**THE EXERCISE**
Search the listing below for the string "baiser" and show each line that contains it.

______

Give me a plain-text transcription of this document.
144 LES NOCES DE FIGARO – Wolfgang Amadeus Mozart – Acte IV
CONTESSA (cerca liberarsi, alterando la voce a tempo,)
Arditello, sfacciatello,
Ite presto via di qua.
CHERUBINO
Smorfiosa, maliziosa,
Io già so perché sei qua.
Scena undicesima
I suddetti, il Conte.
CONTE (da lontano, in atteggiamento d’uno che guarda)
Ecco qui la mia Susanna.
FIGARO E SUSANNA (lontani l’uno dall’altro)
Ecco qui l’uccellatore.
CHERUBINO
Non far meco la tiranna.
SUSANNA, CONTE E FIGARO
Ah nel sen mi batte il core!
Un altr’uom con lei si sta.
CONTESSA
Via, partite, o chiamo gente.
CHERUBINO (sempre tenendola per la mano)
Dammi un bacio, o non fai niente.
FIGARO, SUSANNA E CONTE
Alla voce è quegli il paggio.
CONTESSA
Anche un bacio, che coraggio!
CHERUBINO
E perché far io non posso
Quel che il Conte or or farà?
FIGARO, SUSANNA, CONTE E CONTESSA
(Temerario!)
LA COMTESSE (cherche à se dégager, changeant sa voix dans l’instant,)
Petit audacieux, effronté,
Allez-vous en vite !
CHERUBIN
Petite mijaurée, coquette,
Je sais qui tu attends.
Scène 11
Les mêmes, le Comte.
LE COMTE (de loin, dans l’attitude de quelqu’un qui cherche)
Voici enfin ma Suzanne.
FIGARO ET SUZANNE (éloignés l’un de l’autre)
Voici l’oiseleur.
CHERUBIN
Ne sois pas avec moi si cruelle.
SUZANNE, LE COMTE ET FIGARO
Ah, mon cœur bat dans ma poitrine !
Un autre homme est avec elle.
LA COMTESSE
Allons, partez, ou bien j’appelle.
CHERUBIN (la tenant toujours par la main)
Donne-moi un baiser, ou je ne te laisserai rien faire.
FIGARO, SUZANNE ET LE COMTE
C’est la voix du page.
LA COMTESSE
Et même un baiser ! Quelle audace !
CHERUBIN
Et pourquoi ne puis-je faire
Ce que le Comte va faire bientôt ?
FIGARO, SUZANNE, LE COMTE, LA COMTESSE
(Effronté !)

______

**SOLUTION TO THE PROBLEM**
Donne-moi un baiser, ou je ne te laisserai rien faire.
Et même un baiser ! Quelle audace !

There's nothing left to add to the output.